WHAT YOU WILL DO:
Report every line below that holds the word "BAŞLIK".

──────────

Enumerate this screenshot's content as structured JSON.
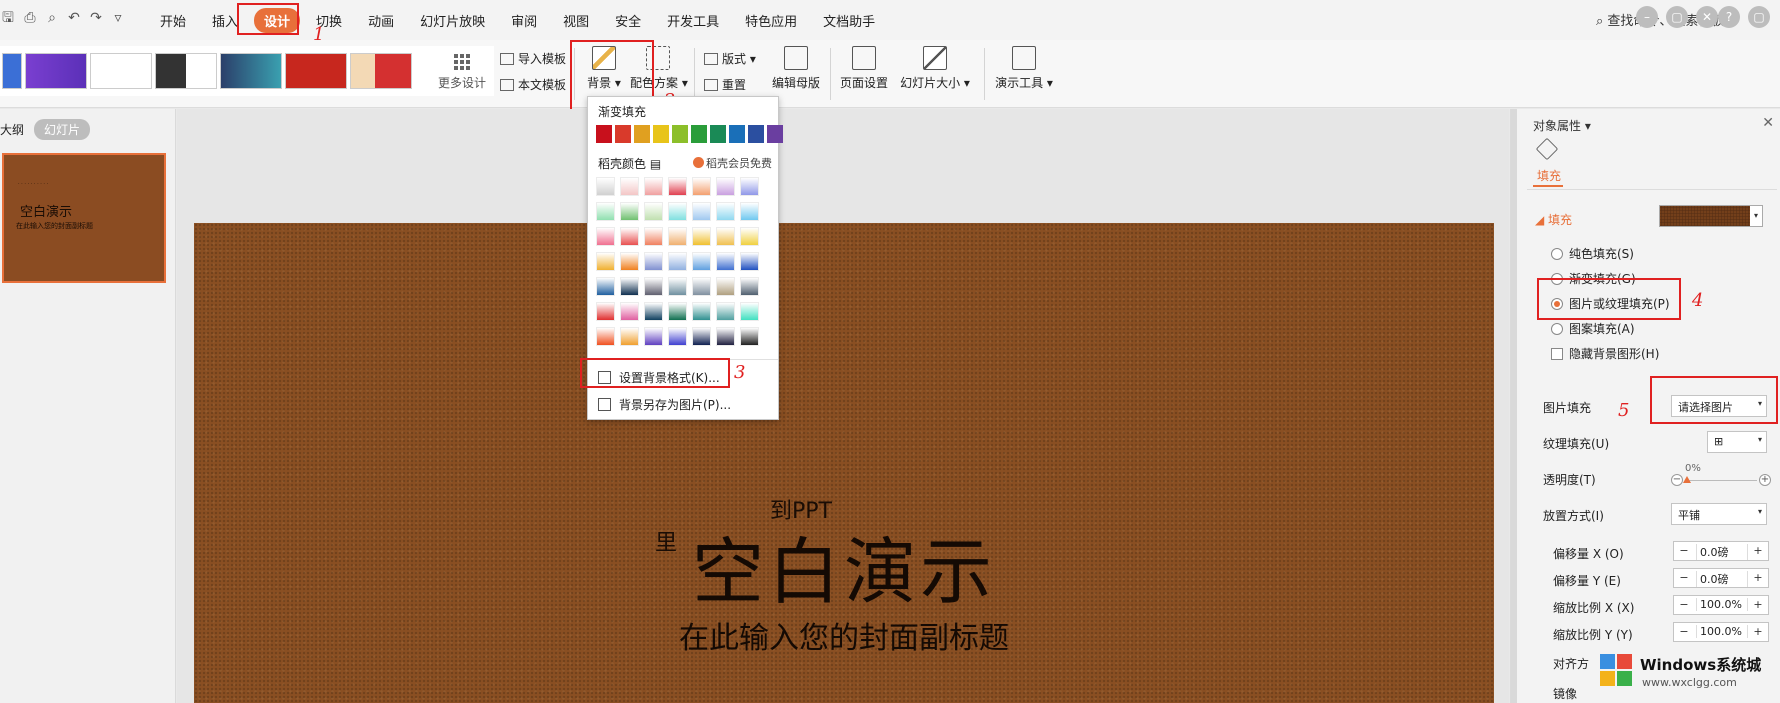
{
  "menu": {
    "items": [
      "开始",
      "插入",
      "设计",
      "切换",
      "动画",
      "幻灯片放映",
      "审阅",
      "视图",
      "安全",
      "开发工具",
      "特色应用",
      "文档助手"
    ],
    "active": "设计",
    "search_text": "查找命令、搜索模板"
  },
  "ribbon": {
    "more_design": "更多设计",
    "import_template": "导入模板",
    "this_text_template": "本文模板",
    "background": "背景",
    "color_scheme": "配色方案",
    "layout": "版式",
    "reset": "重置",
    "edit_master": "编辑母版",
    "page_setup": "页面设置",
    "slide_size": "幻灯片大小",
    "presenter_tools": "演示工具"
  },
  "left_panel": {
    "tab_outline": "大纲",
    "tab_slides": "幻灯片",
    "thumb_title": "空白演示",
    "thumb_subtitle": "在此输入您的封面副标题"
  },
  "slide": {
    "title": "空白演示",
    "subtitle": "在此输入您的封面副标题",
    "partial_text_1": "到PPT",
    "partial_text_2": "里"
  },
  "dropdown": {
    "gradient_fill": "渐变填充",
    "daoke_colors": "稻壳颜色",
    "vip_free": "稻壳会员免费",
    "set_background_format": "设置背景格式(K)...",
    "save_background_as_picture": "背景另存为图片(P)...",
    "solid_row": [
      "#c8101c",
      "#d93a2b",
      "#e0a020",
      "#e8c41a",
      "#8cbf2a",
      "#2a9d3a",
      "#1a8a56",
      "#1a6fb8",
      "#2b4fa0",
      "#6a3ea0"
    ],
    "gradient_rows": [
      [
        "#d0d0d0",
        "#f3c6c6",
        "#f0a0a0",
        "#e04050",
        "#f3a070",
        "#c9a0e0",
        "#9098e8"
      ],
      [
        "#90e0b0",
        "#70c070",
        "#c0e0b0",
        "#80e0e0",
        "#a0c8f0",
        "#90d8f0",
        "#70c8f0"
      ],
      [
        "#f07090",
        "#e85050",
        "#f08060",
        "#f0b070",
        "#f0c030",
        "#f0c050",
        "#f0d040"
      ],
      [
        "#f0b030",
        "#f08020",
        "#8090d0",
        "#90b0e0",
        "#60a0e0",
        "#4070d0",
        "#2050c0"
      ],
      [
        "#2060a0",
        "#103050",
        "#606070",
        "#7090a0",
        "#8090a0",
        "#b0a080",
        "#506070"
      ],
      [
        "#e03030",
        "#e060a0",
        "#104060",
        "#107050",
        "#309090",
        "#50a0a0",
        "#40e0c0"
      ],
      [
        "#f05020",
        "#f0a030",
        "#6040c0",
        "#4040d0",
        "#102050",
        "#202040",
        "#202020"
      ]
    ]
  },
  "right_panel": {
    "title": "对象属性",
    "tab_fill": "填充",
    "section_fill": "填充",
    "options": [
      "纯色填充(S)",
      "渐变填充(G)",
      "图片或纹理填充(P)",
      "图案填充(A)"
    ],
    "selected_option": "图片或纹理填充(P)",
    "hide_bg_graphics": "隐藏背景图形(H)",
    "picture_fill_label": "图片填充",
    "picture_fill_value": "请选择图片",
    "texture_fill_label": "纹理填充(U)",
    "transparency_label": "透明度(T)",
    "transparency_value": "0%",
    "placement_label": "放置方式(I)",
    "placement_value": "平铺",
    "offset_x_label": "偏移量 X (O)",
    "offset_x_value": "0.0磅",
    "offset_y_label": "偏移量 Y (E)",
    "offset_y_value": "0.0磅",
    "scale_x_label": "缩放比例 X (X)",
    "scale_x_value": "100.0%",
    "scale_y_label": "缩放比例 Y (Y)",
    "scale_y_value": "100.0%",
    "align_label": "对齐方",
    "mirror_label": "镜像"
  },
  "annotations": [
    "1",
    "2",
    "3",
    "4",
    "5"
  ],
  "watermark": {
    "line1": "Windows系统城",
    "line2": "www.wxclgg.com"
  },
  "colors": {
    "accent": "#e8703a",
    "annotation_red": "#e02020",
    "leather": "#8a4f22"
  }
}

──────────

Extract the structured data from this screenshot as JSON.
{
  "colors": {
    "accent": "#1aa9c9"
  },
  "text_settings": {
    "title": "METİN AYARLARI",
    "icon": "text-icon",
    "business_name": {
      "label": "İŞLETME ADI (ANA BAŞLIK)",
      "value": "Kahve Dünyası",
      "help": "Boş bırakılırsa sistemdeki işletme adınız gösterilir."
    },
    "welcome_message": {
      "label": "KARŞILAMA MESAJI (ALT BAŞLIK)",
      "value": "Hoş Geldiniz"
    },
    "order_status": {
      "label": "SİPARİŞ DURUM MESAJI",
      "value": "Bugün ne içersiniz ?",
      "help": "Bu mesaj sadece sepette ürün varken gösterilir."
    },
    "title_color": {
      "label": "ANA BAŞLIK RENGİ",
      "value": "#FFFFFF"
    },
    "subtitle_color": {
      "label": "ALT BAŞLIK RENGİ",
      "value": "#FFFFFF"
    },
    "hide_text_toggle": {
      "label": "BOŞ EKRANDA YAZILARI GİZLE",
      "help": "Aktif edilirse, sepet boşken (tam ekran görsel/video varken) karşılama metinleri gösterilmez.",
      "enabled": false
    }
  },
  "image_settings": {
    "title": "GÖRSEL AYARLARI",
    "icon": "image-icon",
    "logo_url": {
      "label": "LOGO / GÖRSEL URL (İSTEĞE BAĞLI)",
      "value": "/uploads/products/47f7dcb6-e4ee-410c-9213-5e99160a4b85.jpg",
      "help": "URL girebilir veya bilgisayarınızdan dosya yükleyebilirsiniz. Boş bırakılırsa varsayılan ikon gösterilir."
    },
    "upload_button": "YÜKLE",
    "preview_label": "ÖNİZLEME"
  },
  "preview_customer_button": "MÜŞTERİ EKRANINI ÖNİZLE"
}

──────────

FINISHED EXERCISE:
      "label": "İŞLETME ADI (ANA BAŞLIK)",
      "label": "KARŞILAMA MESAJI (ALT BAŞLIK)",
      "label": "ANA BAŞLIK RENGİ",
      "label": "ALT BAŞLIK RENGİ",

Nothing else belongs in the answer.